● **REQUIRED WORK**:
Write out every record below exactly as it appears.

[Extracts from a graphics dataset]
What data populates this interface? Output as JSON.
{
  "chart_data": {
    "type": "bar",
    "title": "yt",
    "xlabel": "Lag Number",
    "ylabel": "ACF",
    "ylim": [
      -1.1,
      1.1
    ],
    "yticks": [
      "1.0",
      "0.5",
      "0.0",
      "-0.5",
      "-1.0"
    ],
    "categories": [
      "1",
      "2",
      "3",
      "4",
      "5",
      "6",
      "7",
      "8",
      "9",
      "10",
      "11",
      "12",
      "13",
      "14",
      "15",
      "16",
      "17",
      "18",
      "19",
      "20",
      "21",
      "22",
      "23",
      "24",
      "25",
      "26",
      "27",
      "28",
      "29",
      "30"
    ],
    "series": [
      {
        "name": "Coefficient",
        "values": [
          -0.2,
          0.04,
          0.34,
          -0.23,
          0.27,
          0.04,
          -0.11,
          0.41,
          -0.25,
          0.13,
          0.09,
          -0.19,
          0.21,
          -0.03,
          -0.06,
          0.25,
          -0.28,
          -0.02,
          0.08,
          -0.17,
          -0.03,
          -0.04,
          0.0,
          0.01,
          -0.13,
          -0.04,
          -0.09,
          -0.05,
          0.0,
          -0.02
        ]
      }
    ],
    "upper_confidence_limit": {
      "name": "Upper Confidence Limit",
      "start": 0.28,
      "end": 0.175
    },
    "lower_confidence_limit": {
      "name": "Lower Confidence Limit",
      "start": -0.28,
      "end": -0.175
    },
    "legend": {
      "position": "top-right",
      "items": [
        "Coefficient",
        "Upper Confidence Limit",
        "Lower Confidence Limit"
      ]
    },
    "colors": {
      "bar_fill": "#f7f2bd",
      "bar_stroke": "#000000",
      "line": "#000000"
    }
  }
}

● **SOLUTION**:
What data populates this interface? Output as JSON.
{
  "chart_data": {
    "type": "bar",
    "title": "yt",
    "xlabel": "Lag Number",
    "ylabel": "ACF",
    "ylim": [
      -1.1,
      1.1
    ],
    "yticks": [
      "1.0",
      "0.5",
      "0.0",
      "-0.5",
      "-1.0"
    ],
    "categories": [
      "1",
      "2",
      "3",
      "4",
      "5",
      "6",
      "7",
      "8",
      "9",
      "10",
      "11",
      "12",
      "13",
      "14",
      "15",
      "16",
      "17",
      "18",
      "19",
      "20",
      "21",
      "22",
      "23",
      "24",
      "25",
      "26",
      "27",
      "28",
      "29",
      "30"
    ],
    "series": [
      {
        "name": "Coefficient",
        "values": [
          -0.2,
          0.04,
          0.34,
          -0.23,
          0.27,
          0.04,
          -0.11,
          0.41,
          -0.25,
          0.13,
          0.09,
          -0.19,
          0.21,
          -0.03,
          -0.06,
          0.25,
          -0.28,
          -0.02,
          0.08,
          -0.17,
          -0.03,
          -0.04,
          0.0,
          0.01,
          -0.13,
          -0.04,
          -0.09,
          -0.05,
          0.0,
          -0.02
        ]
      }
    ],
    "upper_confidence_limit": {
      "name": "Upper Confidence Limit",
      "start": 0.28,
      "end": 0.175
    },
    "lower_confidence_limit": {
      "name": "Lower Confidence Limit",
      "start": -0.28,
      "end": -0.175
    },
    "legend": {
      "position": "top-right",
      "items": [
        "Coefficient",
        "Upper Confidence Limit",
        "Lower Confidence Limit"
      ]
    },
    "colors": {
      "bar_fill": "#f7f2bd",
      "bar_stroke": "#000000",
      "line": "#000000"
    }
  }
}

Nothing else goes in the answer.